Record list:
———
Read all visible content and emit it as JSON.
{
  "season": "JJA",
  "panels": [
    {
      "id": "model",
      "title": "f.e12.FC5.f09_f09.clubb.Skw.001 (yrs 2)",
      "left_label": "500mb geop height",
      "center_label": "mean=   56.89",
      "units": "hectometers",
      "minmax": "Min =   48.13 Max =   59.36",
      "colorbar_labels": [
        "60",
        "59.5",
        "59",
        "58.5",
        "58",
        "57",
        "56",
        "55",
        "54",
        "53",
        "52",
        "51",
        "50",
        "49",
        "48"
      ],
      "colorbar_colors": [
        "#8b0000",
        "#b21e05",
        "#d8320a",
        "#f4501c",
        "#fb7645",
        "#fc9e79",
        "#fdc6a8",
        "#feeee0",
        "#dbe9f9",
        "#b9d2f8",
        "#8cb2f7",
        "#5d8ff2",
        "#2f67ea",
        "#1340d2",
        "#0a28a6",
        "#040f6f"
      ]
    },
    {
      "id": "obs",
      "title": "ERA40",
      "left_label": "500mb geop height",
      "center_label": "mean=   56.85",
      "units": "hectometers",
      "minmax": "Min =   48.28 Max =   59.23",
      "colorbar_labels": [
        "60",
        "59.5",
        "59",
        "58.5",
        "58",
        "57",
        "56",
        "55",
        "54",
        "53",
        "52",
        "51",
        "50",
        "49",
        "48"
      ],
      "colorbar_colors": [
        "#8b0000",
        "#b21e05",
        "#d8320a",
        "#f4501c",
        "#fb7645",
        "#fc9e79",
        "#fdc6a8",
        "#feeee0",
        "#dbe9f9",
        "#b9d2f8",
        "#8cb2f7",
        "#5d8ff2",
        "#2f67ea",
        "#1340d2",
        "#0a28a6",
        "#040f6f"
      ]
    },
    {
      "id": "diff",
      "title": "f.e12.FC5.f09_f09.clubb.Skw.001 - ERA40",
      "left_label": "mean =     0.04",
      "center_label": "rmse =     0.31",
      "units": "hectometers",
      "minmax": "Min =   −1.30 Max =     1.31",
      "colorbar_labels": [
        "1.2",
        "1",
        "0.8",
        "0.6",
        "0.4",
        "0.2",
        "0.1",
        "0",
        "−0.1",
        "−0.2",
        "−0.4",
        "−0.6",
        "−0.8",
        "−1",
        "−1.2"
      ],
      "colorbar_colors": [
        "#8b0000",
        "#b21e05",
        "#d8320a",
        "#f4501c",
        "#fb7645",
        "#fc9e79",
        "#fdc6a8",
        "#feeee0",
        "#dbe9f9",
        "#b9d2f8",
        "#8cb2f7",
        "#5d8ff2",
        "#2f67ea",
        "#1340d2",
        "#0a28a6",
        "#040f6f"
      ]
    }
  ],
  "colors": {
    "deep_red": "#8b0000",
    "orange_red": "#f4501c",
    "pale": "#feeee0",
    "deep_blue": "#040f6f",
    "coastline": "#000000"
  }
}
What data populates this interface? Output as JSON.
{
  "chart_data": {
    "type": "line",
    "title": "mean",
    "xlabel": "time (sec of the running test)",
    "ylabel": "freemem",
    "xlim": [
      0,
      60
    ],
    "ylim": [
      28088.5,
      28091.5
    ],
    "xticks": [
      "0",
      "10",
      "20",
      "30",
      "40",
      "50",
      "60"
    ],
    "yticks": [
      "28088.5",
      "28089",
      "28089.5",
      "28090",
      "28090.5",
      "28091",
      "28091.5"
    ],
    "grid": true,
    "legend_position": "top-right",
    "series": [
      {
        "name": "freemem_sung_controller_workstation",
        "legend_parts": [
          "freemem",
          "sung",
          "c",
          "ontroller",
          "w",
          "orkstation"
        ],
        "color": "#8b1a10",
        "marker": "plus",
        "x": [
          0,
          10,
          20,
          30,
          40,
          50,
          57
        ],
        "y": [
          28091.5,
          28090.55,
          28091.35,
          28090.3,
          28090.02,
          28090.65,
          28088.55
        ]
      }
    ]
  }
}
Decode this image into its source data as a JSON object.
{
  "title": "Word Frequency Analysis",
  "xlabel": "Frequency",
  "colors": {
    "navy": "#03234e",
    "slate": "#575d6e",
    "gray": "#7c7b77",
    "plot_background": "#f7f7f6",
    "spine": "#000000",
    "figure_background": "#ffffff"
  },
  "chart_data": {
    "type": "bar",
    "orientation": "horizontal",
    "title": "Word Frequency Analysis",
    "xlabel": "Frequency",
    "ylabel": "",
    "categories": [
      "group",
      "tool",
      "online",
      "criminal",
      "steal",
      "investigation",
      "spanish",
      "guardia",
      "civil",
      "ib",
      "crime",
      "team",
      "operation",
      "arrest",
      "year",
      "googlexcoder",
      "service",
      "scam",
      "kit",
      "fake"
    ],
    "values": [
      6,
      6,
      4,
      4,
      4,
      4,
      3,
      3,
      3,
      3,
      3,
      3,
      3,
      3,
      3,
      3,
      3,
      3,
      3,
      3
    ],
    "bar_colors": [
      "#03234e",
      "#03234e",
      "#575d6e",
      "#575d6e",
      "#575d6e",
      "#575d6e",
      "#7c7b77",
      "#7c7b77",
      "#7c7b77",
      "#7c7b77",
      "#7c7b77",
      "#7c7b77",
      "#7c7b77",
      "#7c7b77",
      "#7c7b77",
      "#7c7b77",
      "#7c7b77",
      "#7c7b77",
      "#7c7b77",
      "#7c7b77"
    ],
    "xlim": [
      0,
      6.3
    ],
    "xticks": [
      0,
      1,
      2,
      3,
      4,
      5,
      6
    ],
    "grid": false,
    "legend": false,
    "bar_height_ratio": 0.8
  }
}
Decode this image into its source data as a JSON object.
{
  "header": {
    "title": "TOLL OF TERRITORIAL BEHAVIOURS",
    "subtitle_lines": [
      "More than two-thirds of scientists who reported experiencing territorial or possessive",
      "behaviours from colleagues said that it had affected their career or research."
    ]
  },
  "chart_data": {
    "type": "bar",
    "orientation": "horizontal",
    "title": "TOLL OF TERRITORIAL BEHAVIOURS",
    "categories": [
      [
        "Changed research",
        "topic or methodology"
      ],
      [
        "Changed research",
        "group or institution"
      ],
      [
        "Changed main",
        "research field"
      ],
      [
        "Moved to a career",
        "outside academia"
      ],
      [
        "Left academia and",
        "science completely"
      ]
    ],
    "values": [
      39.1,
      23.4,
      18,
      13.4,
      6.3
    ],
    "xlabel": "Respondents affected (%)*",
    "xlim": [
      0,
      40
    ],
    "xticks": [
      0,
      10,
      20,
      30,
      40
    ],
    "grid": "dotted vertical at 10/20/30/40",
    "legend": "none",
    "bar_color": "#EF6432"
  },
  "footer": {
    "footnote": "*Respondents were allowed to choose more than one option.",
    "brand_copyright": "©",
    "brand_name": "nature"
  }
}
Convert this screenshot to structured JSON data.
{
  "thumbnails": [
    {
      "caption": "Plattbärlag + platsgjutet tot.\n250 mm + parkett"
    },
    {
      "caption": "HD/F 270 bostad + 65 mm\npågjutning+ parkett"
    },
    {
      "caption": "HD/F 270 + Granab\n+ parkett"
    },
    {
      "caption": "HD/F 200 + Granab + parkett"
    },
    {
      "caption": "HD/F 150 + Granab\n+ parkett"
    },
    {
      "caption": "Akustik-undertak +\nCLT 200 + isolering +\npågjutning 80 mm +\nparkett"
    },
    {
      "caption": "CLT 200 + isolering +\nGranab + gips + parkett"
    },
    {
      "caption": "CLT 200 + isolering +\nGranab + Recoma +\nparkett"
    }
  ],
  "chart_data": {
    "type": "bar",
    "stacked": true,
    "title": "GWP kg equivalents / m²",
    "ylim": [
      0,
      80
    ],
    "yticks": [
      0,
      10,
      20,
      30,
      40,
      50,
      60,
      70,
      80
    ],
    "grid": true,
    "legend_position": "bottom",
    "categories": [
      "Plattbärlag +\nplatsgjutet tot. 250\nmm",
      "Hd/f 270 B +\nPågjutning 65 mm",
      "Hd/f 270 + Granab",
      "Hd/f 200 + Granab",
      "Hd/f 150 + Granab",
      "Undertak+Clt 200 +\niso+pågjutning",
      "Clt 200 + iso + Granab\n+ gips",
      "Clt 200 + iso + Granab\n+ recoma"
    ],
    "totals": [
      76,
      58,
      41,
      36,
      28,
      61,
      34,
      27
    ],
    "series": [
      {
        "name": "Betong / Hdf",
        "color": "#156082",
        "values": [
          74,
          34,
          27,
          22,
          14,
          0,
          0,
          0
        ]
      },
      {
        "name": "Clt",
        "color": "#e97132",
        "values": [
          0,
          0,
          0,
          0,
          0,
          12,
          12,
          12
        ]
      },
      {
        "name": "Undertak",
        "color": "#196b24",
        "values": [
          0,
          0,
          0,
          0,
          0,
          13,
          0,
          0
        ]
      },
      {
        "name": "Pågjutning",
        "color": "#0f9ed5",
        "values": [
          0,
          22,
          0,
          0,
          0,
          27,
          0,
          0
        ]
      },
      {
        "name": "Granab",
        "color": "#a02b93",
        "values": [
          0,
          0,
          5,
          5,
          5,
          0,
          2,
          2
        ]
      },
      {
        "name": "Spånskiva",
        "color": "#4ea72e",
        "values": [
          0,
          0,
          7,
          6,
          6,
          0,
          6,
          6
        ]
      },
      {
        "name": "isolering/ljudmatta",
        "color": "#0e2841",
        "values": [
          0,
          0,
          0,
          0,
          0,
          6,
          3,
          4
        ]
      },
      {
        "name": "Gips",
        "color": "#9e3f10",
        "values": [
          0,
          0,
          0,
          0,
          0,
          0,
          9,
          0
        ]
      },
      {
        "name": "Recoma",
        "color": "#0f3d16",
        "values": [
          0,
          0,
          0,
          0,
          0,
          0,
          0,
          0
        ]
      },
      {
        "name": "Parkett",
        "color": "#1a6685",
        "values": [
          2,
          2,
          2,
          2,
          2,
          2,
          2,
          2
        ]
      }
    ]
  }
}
———
Task requirements: For this exercise, gather every line of the data that contains the word "clubb".

Full solution:
      "title": "f.e12.FC5.f09_f09.clubb.Skw.001 (yrs 2)",
      "title": "f.e12.FC5.f09_f09.clubb.Skw.001 - ERA40",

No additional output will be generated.